:: MATERIAL SUPPLIED ::
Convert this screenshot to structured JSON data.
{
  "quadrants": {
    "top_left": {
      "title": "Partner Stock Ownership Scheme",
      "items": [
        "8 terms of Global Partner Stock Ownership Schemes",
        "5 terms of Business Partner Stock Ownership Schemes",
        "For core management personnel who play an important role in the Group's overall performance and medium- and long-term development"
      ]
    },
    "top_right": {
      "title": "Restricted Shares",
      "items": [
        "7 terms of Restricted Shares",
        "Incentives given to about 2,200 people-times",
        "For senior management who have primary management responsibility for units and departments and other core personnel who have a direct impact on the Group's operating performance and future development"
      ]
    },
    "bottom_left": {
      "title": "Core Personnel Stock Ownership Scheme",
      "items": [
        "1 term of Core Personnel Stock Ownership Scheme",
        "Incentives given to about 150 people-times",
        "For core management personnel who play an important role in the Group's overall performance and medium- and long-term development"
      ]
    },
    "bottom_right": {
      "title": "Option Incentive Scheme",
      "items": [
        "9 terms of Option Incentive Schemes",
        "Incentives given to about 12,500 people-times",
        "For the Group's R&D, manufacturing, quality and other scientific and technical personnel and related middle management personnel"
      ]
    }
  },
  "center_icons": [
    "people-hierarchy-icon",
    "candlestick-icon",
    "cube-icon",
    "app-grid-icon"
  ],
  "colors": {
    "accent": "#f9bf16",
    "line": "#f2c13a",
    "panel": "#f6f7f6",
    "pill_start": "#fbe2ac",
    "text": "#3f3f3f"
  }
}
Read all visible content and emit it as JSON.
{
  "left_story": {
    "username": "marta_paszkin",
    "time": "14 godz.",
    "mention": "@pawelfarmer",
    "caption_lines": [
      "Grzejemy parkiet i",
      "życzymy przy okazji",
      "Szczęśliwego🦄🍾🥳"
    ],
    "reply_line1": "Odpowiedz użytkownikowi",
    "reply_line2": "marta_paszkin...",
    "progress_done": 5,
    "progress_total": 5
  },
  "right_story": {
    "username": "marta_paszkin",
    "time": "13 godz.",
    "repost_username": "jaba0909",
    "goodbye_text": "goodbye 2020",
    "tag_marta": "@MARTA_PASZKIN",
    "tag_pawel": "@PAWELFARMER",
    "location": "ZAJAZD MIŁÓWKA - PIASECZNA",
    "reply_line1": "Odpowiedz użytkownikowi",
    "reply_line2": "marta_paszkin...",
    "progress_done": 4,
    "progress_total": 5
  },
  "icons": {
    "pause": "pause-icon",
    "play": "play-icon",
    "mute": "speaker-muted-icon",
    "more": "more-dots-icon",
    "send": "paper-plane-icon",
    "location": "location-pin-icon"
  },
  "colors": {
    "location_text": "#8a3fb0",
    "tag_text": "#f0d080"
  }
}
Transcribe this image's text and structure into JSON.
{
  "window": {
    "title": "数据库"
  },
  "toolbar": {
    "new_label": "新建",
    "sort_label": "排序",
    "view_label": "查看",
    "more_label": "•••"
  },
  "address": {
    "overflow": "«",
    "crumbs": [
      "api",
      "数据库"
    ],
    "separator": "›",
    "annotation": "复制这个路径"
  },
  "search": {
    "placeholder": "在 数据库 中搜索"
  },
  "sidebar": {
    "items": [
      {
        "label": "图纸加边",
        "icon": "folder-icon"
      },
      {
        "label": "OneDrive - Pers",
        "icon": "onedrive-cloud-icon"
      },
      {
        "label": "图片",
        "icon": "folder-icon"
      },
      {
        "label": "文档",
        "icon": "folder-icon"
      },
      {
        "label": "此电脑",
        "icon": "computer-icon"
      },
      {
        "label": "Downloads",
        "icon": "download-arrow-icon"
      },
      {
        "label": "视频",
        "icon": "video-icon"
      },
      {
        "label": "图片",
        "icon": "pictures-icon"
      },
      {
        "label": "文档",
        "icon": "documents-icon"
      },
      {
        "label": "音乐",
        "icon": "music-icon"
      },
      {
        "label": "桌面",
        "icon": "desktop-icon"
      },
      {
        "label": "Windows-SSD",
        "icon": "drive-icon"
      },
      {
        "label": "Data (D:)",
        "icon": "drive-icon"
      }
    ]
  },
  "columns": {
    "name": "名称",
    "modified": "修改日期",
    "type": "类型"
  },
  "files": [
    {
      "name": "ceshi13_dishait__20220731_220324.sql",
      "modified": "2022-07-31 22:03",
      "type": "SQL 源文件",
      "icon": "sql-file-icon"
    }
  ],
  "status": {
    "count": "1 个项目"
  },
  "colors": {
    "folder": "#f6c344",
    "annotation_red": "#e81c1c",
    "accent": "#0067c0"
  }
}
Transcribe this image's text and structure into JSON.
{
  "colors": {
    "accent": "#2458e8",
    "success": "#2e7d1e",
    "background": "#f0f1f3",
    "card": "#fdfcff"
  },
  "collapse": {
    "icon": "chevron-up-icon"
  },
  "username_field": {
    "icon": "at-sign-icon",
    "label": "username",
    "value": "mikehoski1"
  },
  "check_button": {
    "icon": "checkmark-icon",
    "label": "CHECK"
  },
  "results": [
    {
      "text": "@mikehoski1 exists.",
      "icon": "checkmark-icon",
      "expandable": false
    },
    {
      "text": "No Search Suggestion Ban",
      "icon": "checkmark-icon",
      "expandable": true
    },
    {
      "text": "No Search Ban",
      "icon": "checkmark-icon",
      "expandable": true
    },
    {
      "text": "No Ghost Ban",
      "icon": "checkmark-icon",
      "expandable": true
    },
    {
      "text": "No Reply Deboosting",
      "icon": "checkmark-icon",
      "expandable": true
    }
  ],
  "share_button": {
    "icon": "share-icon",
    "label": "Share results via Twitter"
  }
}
:::
= SET PROBLEM =
Retype the entries exactly, including every line.

= SOLUTION TO THIS TASK =
Convert this screenshot to structured JSON data.
{
  "quadrants": {
    "top_left": {
      "title": "Partner Stock Ownership Scheme",
      "items": [
        "8 terms of Global Partner Stock Ownership Schemes",
        "5 terms of Business Partner Stock Ownership Schemes",
        "For core management personnel who play an important role in the Group's overall performance and medium- and long-term development"
      ]
    },
    "top_right": {
      "title": "Restricted Shares",
      "items": [
        "7 terms of Restricted Shares",
        "Incentives given to about 2,200 people-times",
        "For senior management who have primary management responsibility for units and departments and other core personnel who have a direct impact on the Group's operating performance and future development"
      ]
    },
    "bottom_left": {
      "title": "Core Personnel Stock Ownership Scheme",
      "items": [
        "1 term of Core Personnel Stock Ownership Scheme",
        "Incentives given to about 150 people-times",
        "For core management personnel who play an important role in the Group's overall performance and medium- and long-term development"
      ]
    },
    "bottom_right": {
      "title": "Option Incentive Scheme",
      "items": [
        "9 terms of Option Incentive Schemes",
        "Incentives given to about 12,500 people-times",
        "For the Group's R&D, manufacturing, quality and other scientific and technical personnel and related middle management personnel"
      ]
    }
  },
  "center_icons": [
    "people-hierarchy-icon",
    "candlestick-icon",
    "cube-icon",
    "app-grid-icon"
  ],
  "colors": {
    "accent": "#f9bf16",
    "line": "#f2c13a",
    "panel": "#f6f7f6",
    "pill_start": "#fbe2ac",
    "text": "#3f3f3f"
  }
}
Read all visible content and emit it as JSON.
{
  "left_story": {
    "username": "marta_paszkin",
    "time": "14 godz.",
    "mention": "@pawelfarmer",
    "caption_lines": [
      "Grzejemy parkiet i",
      "życzymy przy okazji",
      "Szczęśliwego🦄🍾🥳"
    ],
    "reply_line1": "Odpowiedz użytkownikowi",
    "reply_line2": "marta_paszkin...",
    "progress_done": 5,
    "progress_total": 5
  },
  "right_story": {
    "username": "marta_paszkin",
    "time": "13 godz.",
    "repost_username": "jaba0909",
    "goodbye_text": "goodbye 2020",
    "tag_marta": "@MARTA_PASZKIN",
    "tag_pawel": "@PAWELFARMER",
    "location": "ZAJAZD MIŁÓWKA - PIASECZNA",
    "reply_line1": "Odpowiedz użytkownikowi",
    "reply_line2": "marta_paszkin...",
    "progress_done": 4,
    "progress_total": 5
  },
  "icons": {
    "pause": "pause-icon",
    "play": "play-icon",
    "mute": "speaker-muted-icon",
    "more": "more-dots-icon",
    "send": "paper-plane-icon",
    "location": "location-pin-icon"
  },
  "colors": {
    "location_text": "#8a3fb0",
    "tag_text": "#f0d080"
  }
}
Transcribe this image's text and structure into JSON.
{
  "window": {
    "title": "数据库"
  },
  "toolbar": {
    "new_label": "新建",
    "sort_label": "排序",
    "view_label": "查看",
    "more_label": "•••"
  },
  "address": {
    "overflow": "«",
    "crumbs": [
      "api",
      "数据库"
    ],
    "separator": "›",
    "annotation": "复制这个路径"
  },
  "search": {
    "placeholder": "在 数据库 中搜索"
  },
  "sidebar": {
    "items": [
      {
        "label": "图纸加边",
        "icon": "folder-icon"
      },
      {
        "label": "OneDrive - Pers",
        "icon": "onedrive-cloud-icon"
      },
      {
        "label": "图片",
        "icon": "folder-icon"
      },
      {
        "label": "文档",
        "icon": "folder-icon"
      },
      {
        "label": "此电脑",
        "icon": "computer-icon"
      },
      {
        "label": "Downloads",
        "icon": "download-arrow-icon"
      },
      {
        "label": "视频",
        "icon": "video-icon"
      },
      {
        "label": "图片",
        "icon": "pictures-icon"
      },
      {
        "label": "文档",
        "icon": "documents-icon"
      },
      {
        "label": "音乐",
        "icon": "music-icon"
      },
      {
        "label": "桌面",
        "icon": "desktop-icon"
      },
      {
        "label": "Windows-SSD",
        "icon": "drive-icon"
      },
      {
        "label": "Data (D:)",
        "icon": "drive-icon"
      }
    ]
  },
  "columns": {
    "name": "名称",
    "modified": "修改日期",
    "type": "类型"
  },
  "files": [
    {
      "name": "ceshi13_dishait__20220731_220324.sql",
      "modified": "2022-07-31 22:03",
      "type": "SQL 源文件",
      "icon": "sql-file-icon"
    }
  ],
  "status": {
    "count": "1 个项目"
  },
  "colors": {
    "folder": "#f6c344",
    "annotation_red": "#e81c1c",
    "accent": "#0067c0"
  }
}
Transcribe this image's text and structure into JSON.
{
  "colors": {
    "accent": "#2458e8",
    "success": "#2e7d1e",
    "background": "#f0f1f3",
    "card": "#fdfcff"
  },
  "collapse": {
    "icon": "chevron-up-icon"
  },
  "username_field": {
    "icon": "at-sign-icon",
    "label": "username",
    "value": "mikehoski1"
  },
  "check_button": {
    "icon": "checkmark-icon",
    "label": "CHECK"
  },
  "results": [
    {
      "text": "@mikehoski1 exists.",
      "icon": "checkmark-icon",
      "expandable": false
    },
    {
      "text": "No Search Suggestion Ban",
      "icon": "checkmark-icon",
      "expandable": true
    },
    {
      "text": "No Search Ban",
      "icon": "checkmark-icon",
      "expandable": true
    },
    {
      "text": "No Ghost Ban",
      "icon": "checkmark-icon",
      "expandable": true
    },
    {
      "text": "No Reply Deboosting",
      "icon": "checkmark-icon",
      "expandable": true
    }
  ],
  "share_button": {
    "icon": "share-icon",
    "label": "Share results via Twitter"
  }
}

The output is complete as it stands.